Given instruction =
Locate the string "SUPPORT" throughout the material and copy every line in which it occurs.

Dataset entries
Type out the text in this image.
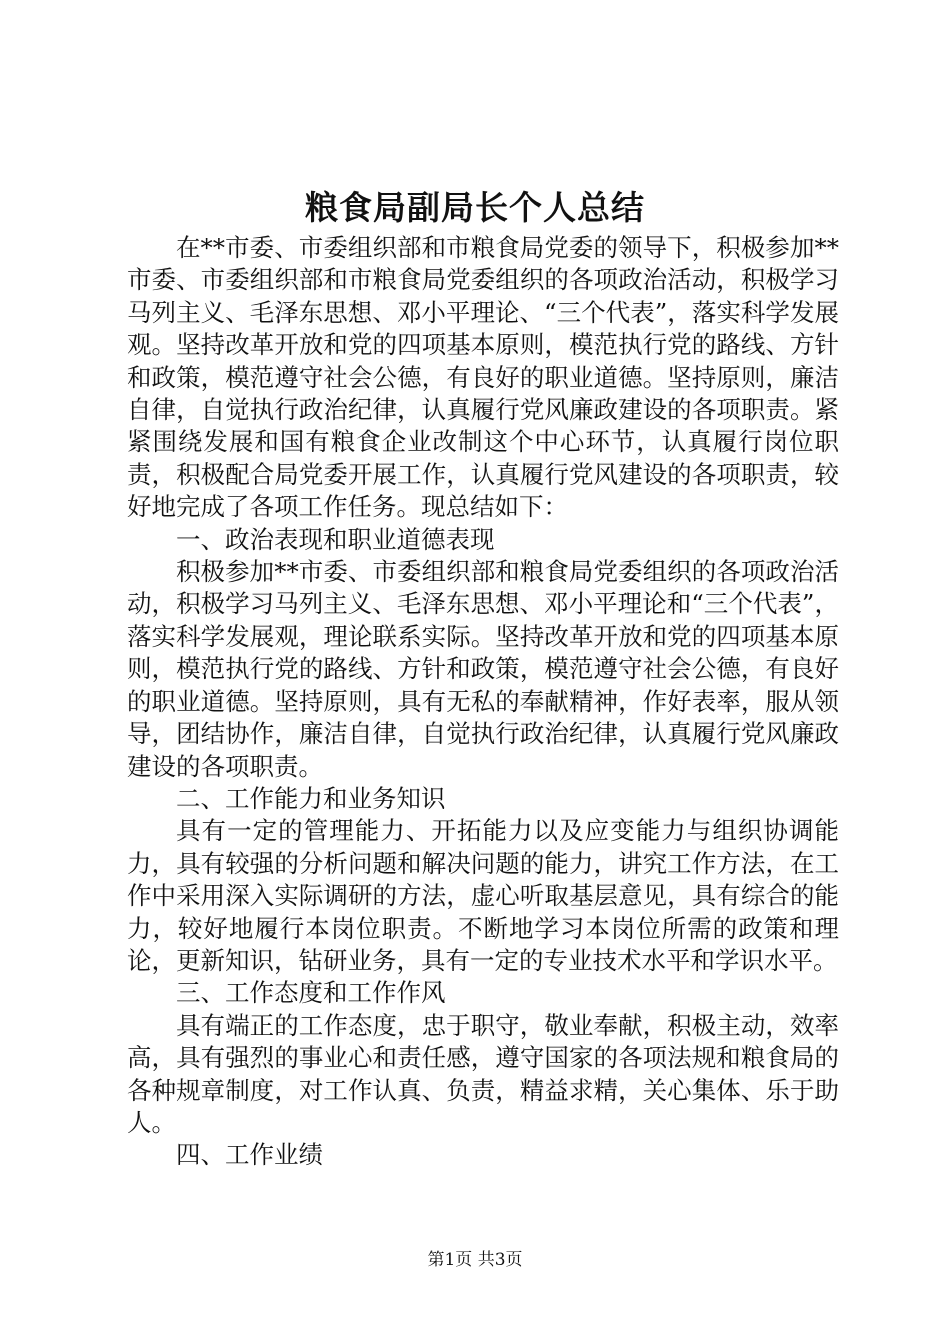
粮食局副局长个人总结

在**市委、市委组织部和市粮食局党委的领导下，积极参加**市委、市委组织部和市粮食局党委组织的各项政治活动，积极学习马列主义、毛泽东思想、邓小平理论、“三个代表”，落实科学发展观。坚持改革开放和党的四项基本原则，模范执行党的路线、方针和政策，模范遵守社会公德，有良好的职业道德。坚持原则，廉洁自律，自觉执行政治纪律，认真履行党风廉政建设的各项职责。紧紧围绕发展和国有粮食企业改制这个中心环节，认真履行岗位职责，积极配合局党委开展工作，认真履行党风建设的各项职责，较好地完成了各项工作任务。现总结如下：

一、政治表现和职业道德表现

积极参加**市委、市委组织部和粮食局党委组织的各项政治活动，积极学习马列主义、毛泽东思想、邓小平理论和“三个代表”，落实科学发展观，理论联系实际。坚持改革开放和党的四项基本原则，模范执行党的路线、方针和政策，模范遵守社会公德，有良好的职业道德。坚持原则，具有无私的奉献精神，作好表率，服从领导，团结协作，廉洁自律，自觉执行政治纪律，认真履行党风廉政建设的各项职责。

二、工作能力和业务知识

具有一定的管理能力、开拓能力以及应变能力与组织协调能力，具有较强的分析问题和解决问题的能力，讲究工作方法，在工作中采用深入实际调研的方法，虚心听取基层意见，具有综合的能力，较好地履行本岗位职责。不断地学习本岗位所需的政策和理论，更新知识，钻研业务，具有一定的专业技术水平和学识水平。

三、工作态度和工作作风

具有端正的工作态度，忠于职守，敬业奉献，积极主动，效率高，具有强烈的事业心和责任感，遵守国家的各项法规和粮食局的各种规章制度，对工作认真、负责，精益求精，关心集体、乐于助人。

四、工作业绩

第1页 共3页
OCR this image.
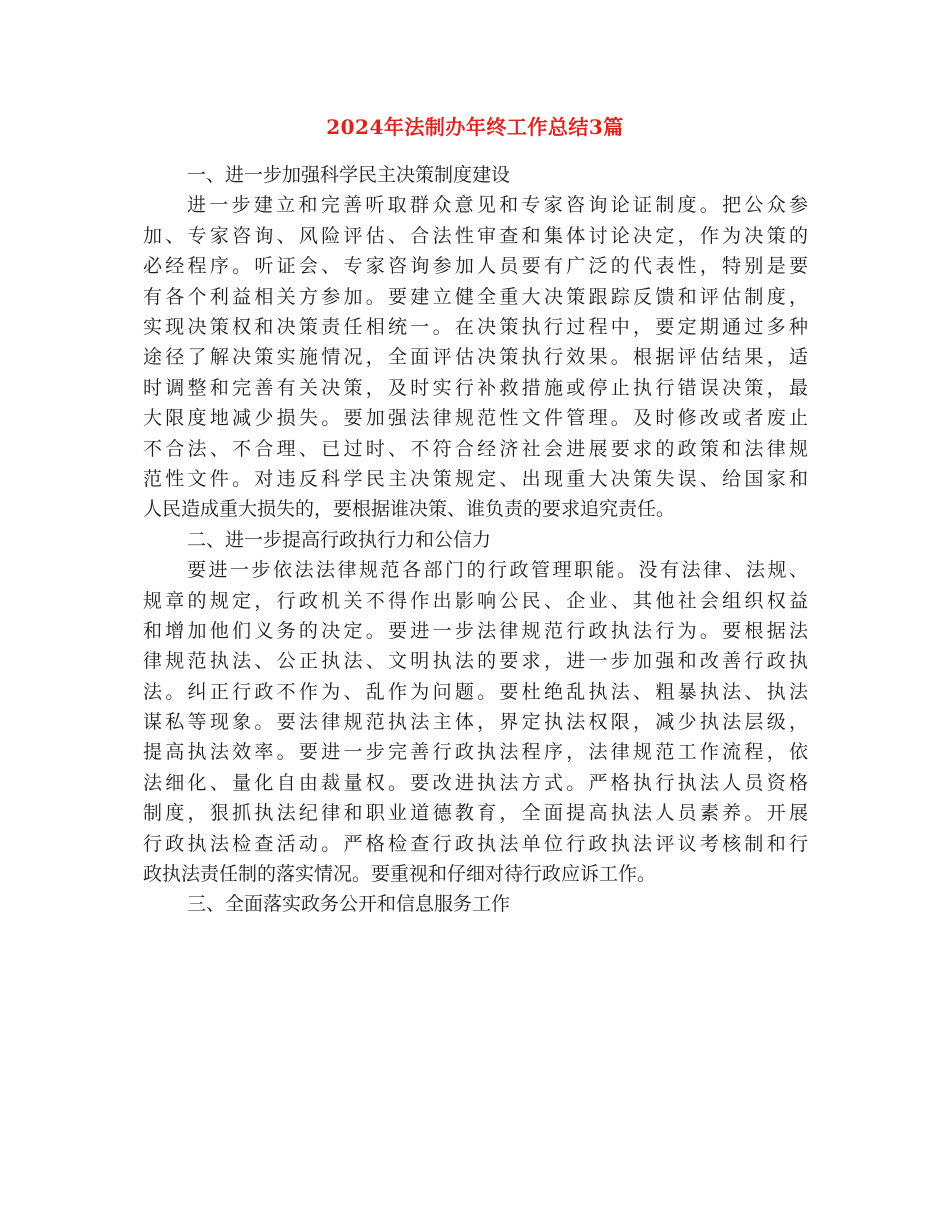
2024年法制办年终工作总结3篇
一、进一步加强科学民主决策制度建设
进一步建立和完善听取群众意见和专家咨询论证制度。把公众参
加、专家咨询、风险评估、合法性审查和集体讨论决定，作为决策的
必经程序。听证会、专家咨询参加人员要有广泛的代表性，特别是要
有各个利益相关方参加。要建立健全重大决策跟踪反馈和评估制度，
实现决策权和决策责任相统一。在决策执行过程中，要定期通过多种
途径了解决策实施情况，全面评估决策执行效果。根据评估结果，适
时调整和完善有关决策，及时实行补救措施或停止执行错误决策，最
大限度地减少损失。要加强法律规范性文件管理。及时修改或者废止
不合法、不合理、已过时、不符合经济社会进展要求的政策和法律规
范性文件。对违反科学民主决策规定、出现重大决策失误、给国家和
人民造成重大损失的，要根据谁决策、谁负责的要求追究责任。
二、进一步提高行政执行力和公信力
要进一步依法法律规范各部门的行政管理职能。没有法律、法规、
规章的规定，行政机关不得作出影响公民、企业、其他社会组织权益
和增加他们义务的决定。要进一步法律规范行政执法行为。要根据法
律规范执法、公正执法、文明执法的要求，进一步加强和改善行政执
法。纠正行政不作为、乱作为问题。要杜绝乱执法、粗暴执法、执法
谋私等现象。要法律规范执法主体，界定执法权限，减少执法层级，
提高执法效率。要进一步完善行政执法程序，法律规范工作流程，依
法细化、量化自由裁量权。要改进执法方式。严格执行执法人员资格
制度，狠抓执法纪律和职业道德教育，全面提高执法人员素养。开展
行政执法检查活动。严格检查行政执法单位行政执法评议考核制和行
政执法责任制的落实情况。要重视和仔细对待行政应诉工作。
三、全面落实政务公开和信息服务工作
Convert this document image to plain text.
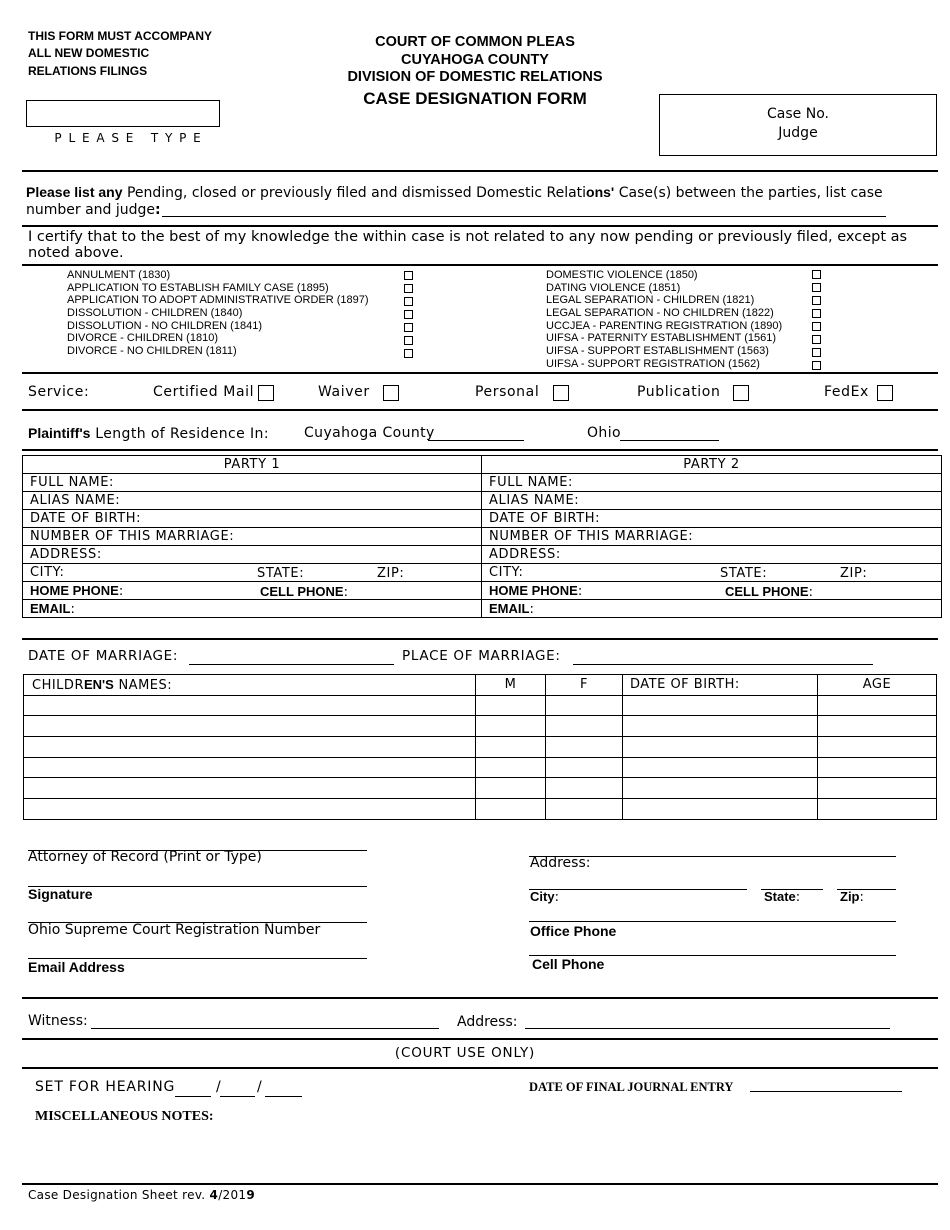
THIS FORM MUST ACCOMPANY
ALL NEW DOMESTIC
RELATIONS FILINGS

P L E A S E   T Y P E

COURT OF COMMON PLEAS
CUYAHOGA COUNTY
DIVISION OF DOMESTIC RELATIONS
CASE DESIGNATION FORM
Case No.
Judge
Please list any Pending, closed or previously filed and dismissed Domestic Relations' Case(s) between the parties, list case
number and judge:
I certify that to the best of my knowledge the within case is not related to any now pending or previously filed, except as
noted above.
ANNULMENT (1830)
APPLICATION TO ESTABLISH FAMILY CASE (1895)
APPLICATION TO ADOPT ADMINISTRATIVE ORDER (1897)
DISSOLUTION - CHILDREN (1840)
DISSOLUTION - NO CHILDREN (1841)
DIVORCE - CHILDREN (1810)
DIVORCE - NO CHILDREN (1811)
DOMESTIC VIOLENCE (1850)
DATING VIOLENCE (1851)
LEGAL SEPARATION - CHILDREN (1821)
LEGAL SEPARATION - NO CHILDREN (1822)
UCCJEA - PARENTING REGISTRATION (1890)
UIFSA - PATERNITY ESTABLISHMENT (1561)
UIFSA - SUPPORT ESTABLISHMENT (1563)
UIFSA - SUPPORT REGISTRATION (1562)
Service:	Certified Mail	Waiver	Personal	Publication	FedEx
Plaintiff's Length of Residence In:	Cuyahoga County	Ohio
PARTY 1	PARTY 2
FULL NAME:	FULL NAME:
ALIAS NAME:	ALIAS NAME:
DATE OF BIRTH:	DATE OF BIRTH:
NUMBER OF THIS MARRIAGE:	NUMBER OF THIS MARRIAGE:
ADDRESS:	ADDRESS:
CITY: STATE: ZIP:	CITY: STATE: ZIP:

HOME PHONE: CELL PHONE:	HOME PHONE: CELL PHONE:

EMAIL:	EMAIL:
DATE OF MARRIAGE:	PLACE OF MARRIAGE:
CHILDREN'S NAMES:	M	F	DATE OF BIRTH:	AGE

Attorney of Record (Print or Type)
Signature
Ohio Supreme Court Registration Number
Email Address
Address:
City:	State:	Zip:
Office Phone
Cell Phone
Witness:	Address:
(COURT USE ONLY)
SET FOR HEARING	/	/	DATE OF FINAL JOURNAL ENTRY
MISCELLANEOUS NOTES:
Case Designation Sheet rev. 4/2019
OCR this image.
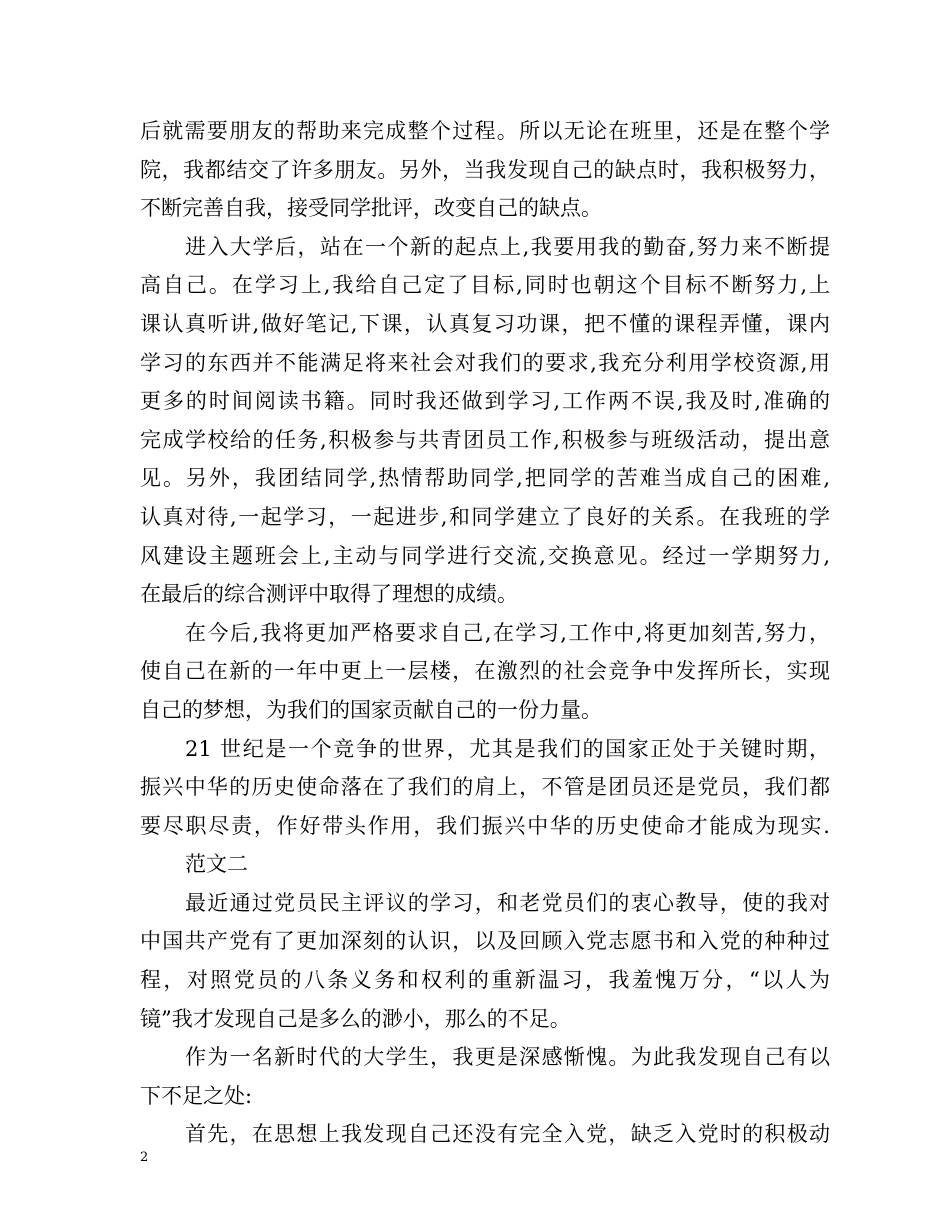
后就需要朋友的帮助来完成整个过程。所以无论在班里，还是在整个学
院，我都结交了许多朋友。另外，当我发现自己的缺点时，我积极努力，
不断完善自我，接受同学批评，改变自己的缺点。
进入大学后，站在一个新的起点上,我要用我的勤奋,努力来不断提
高自己。在学习上,我给自己定了目标,同时也朝这个目标不断努力,上
课认真听讲,做好笔记,下课，认真复习功课，把不懂的课程弄懂，课内
学习的东西并不能满足将来社会对我们的要求,我充分利用学校资源,用
更多的时间阅读书籍。同时我还做到学习,工作两不误,我及时,准确的
完成学校给的任务,积极参与共青团员工作,积极参与班级活动，提出意
见。另外，我团结同学,热情帮助同学,把同学的苦难当成自己的困难,
认真对待,一起学习，一起进步,和同学建立了良好的关系。在我班的学
风建设主题班会上,主动与同学进行交流,交换意见。经过一学期努力,
在最后的综合测评中取得了理想的成绩。
在今后,我将更加严格要求自己,在学习,工作中,将更加刻苦,努力，
使自己在新的一年中更上一层楼，在激烈的社会竞争中发挥所长，实现
自己的梦想，为我们的国家贡献自己的一份力量。
21 世纪是一个竞争的世界，尤其是我们的国家正处于关键时期，
振兴中华的历史使命落在了我们的肩上，不管是团员还是党员，我们都
要尽职尽责，作好带头作用，我们振兴中华的历史使命才能成为现实.
范文二
最近通过党员民主评议的学习，和老党员们的衷心教导，使的我对
中国共产党有了更加深刻的认识，以及回顾入党志愿书和入党的种种过
程，对照党员的八条义务和权利的重新温习，我羞愧万分，“以人为
镜”我才发现自己是多么的渺小，那么的不足。
作为一名新时代的大学生，我更是深感惭愧。为此我发现自己有以
下不足之处:
首先，在思想上我发现自己还没有完全入党，缺乏入党时的积极动
2
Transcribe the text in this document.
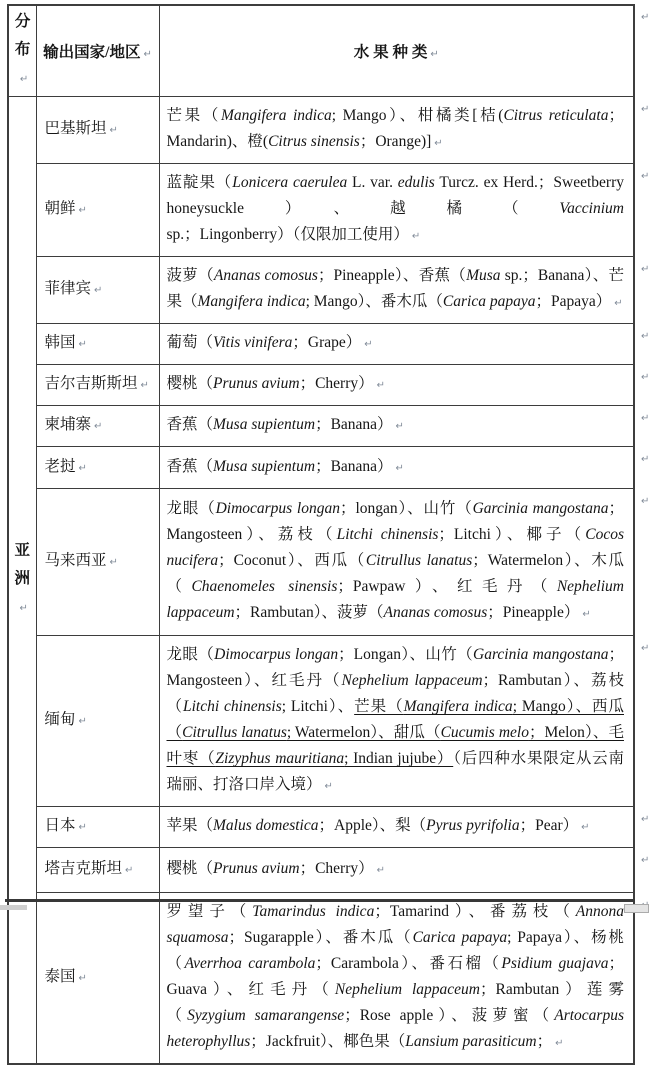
分布↵	输出国家/地区 ↵	水 果 种 类 ↵
亚洲↵	巴基斯坦 ↵	芒果（Mangifera indica; Mango）、柑橘类[桔(Citrus reticulata；Mandarin)、橙(Citrus sinensis；Orange)] ↵
	朝鲜 ↵	蓝靛果（Lonicera caerulea L. var. edulis Turcz. ex Herd.；Sweetberry honeysuckle）、越橘（Vaccinium sp.；Lingonberry）（仅限加工使用） ↵
	菲律宾 ↵	菠萝（Ananas comosus；Pineapple）、香蕉（Musa sp.；Banana）、芒果（Mangifera indica; Mango）、番木瓜（Carica papaya；Papaya） ↵
	韩国 ↵	葡萄（Vitis vinifera；Grape） ↵
	吉尔吉斯斯坦 ↵	樱桃（Prunus avium；Cherry） ↵
	柬埔寨 ↵	香蕉（Musa supientum；Banana） ↵
	老挝 ↵	香蕉（Musa supientum；Banana） ↵
	马来西亚 ↵	龙眼（Dimocarpus longan；longan）、山竹（Garcinia mangostana；Mangosteen）、荔枝（Litchi chinensis；Litchi）、椰子（Cocos nucifera；Coconut）、西瓜（Citrullus lanatus；Watermelon）、木瓜（Chaenomeles sinensis；Pawpaw）、红毛丹（Nephelium lappaceum；Rambutan）、菠萝（Ananas comosus；Pineapple） ↵
	缅甸 ↵	龙眼（Dimocarpus longan；Longan）、山竹（Garcinia mangostana；Mangosteen）、红毛丹（Nephelium lappaceum；Rambutan）、荔枝（Litchi chinensis; Litchi）、芒果（Mangifera indica; Mango）、西瓜（Citrullus lanatus; Watermelon）、甜瓜（Cucumis melo；Melon）、毛叶枣（Zizyphus mauritiana; Indian jujube）（后四种水果限定从云南瑞丽、打洛口岸入境） ↵
	日本 ↵	苹果（Malus domestica；Apple）、梨（Pyrus pyrifolia；Pear） ↵
	塔吉克斯坦 ↵	樱桃（Prunus avium；Cherry） ↵
	泰国 ↵	罗望子（Tamarindus indica；Tamarind）、番荔枝（Annona squamosa；Sugarapple）、番木瓜（Carica papaya; Papaya）、杨桃（Averrhoa carambola；Carambola）、番石榴（Psidium guajava；Guava）、红毛丹（Nephelium lappaceum；Rambutan）莲雾（Syzygium samarangense；Rose apple）、菠萝蜜（Artocarpus heterophyllus；Jackfruit）、椰色果（Lansium parasiticum； ↵
↵
↵
↵
↵
↵
↵
↵
↵
↵
↵
↵
↵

Solution to this exercise =
UIFSA - SUPPORT ESTABLISHMENT (1563)
UIFSA - SUPPORT REGISTRATION (1562)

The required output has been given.